→ WHAT THIS TASK INVOLVES: Reproduce the lines of the material exactly, excluding every image.

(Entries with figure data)
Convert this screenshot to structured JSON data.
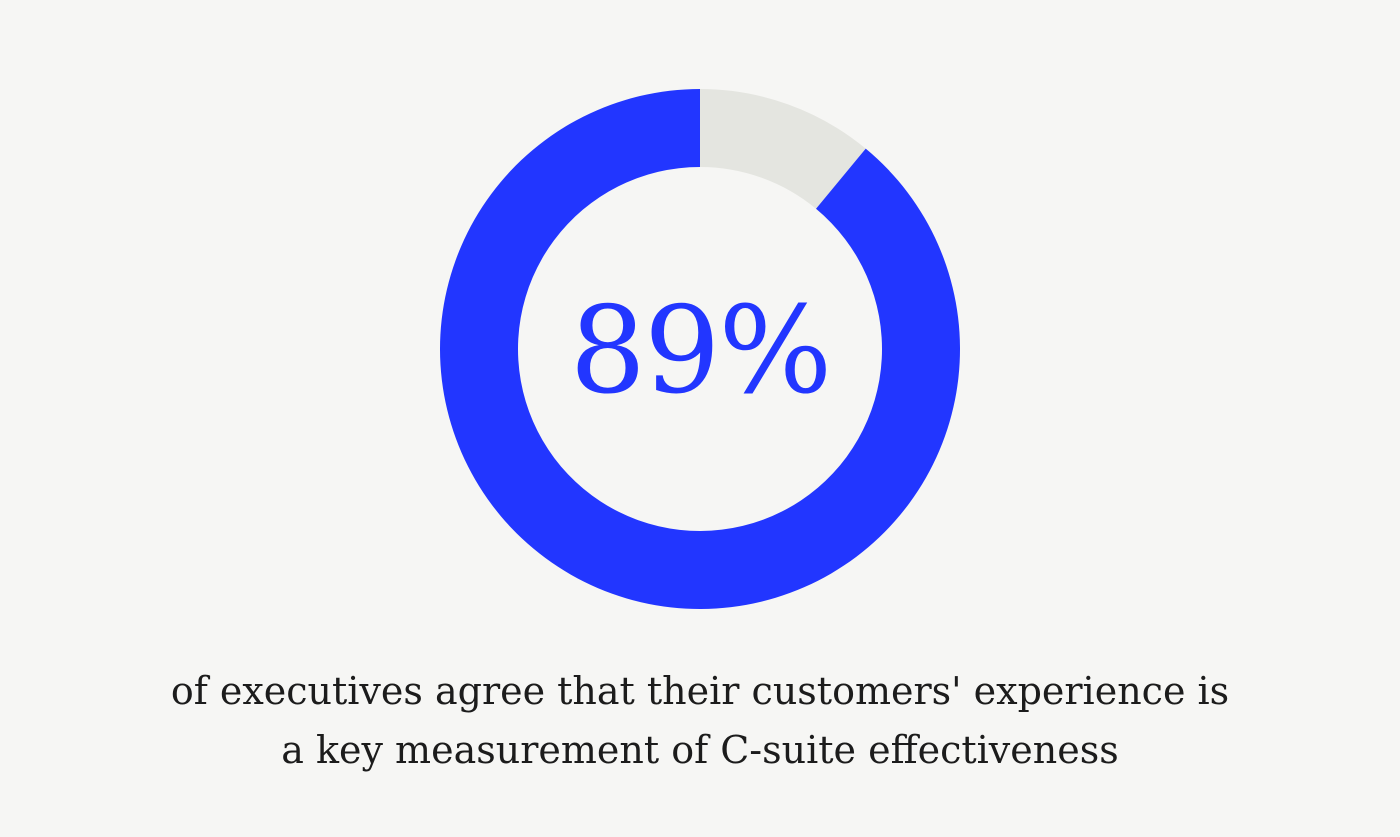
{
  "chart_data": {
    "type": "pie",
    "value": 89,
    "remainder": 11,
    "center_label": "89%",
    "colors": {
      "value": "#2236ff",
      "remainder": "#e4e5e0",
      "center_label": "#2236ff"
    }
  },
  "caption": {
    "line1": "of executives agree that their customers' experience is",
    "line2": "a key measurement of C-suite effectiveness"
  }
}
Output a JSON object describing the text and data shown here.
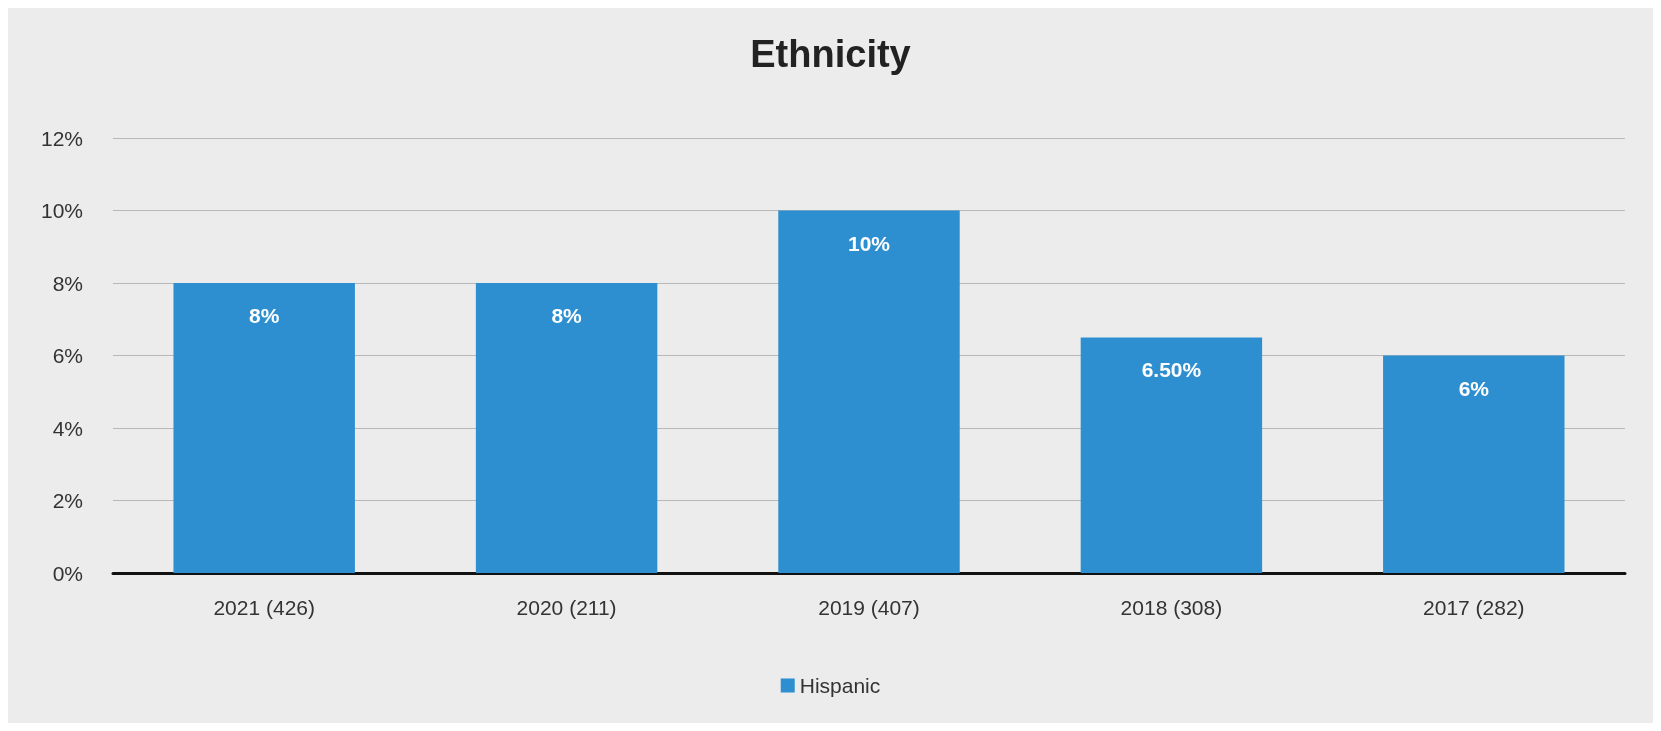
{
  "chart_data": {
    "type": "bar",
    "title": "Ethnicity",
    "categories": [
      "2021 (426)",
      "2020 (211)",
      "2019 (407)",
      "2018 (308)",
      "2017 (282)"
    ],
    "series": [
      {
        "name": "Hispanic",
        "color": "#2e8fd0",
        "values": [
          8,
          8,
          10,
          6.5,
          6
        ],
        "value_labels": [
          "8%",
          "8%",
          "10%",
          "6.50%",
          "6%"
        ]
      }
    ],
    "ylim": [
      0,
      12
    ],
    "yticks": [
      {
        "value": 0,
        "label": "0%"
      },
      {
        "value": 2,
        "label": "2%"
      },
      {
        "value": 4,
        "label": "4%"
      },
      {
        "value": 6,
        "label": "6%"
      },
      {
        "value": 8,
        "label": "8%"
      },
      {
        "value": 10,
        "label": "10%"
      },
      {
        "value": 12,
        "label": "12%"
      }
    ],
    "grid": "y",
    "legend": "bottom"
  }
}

→ SOLUTION FOR THIS TASK:
Convert this screenshot to structured JSON data.
{
  "chart_data": {
    "type": "pie",
    "value": 89,
    "remainder": 11,
    "center_label": "89%",
    "colors": {
      "value": "#2236ff",
      "remainder": "#e4e5e0",
      "center_label": "#2236ff"
    }
  },
  "caption": {
    "line1": "of executives agree that their customers' experience is",
    "line2": "a key measurement of C-suite effectiveness"
  }
}
Output a JSON object describing the text and data shown here.
{
  "chart_data": {
    "type": "bar",
    "title": "Ethnicity",
    "categories": [
      "2021 (426)",
      "2020 (211)",
      "2019 (407)",
      "2018 (308)",
      "2017 (282)"
    ],
    "series": [
      {
        "name": "Hispanic",
        "color": "#2e8fd0",
        "values": [
          8,
          8,
          10,
          6.5,
          6
        ],
        "value_labels": [
          "8%",
          "8%",
          "10%",
          "6.50%",
          "6%"
        ]
      }
    ],
    "ylim": [
      0,
      12
    ],
    "yticks": [
      {
        "value": 0,
        "label": "0%"
      },
      {
        "value": 2,
        "label": "2%"
      },
      {
        "value": 4,
        "label": "4%"
      },
      {
        "value": 6,
        "label": "6%"
      },
      {
        "value": 8,
        "label": "8%"
      },
      {
        "value": 10,
        "label": "10%"
      },
      {
        "value": 12,
        "label": "12%"
      }
    ],
    "grid": "y",
    "legend": "bottom"
  }
}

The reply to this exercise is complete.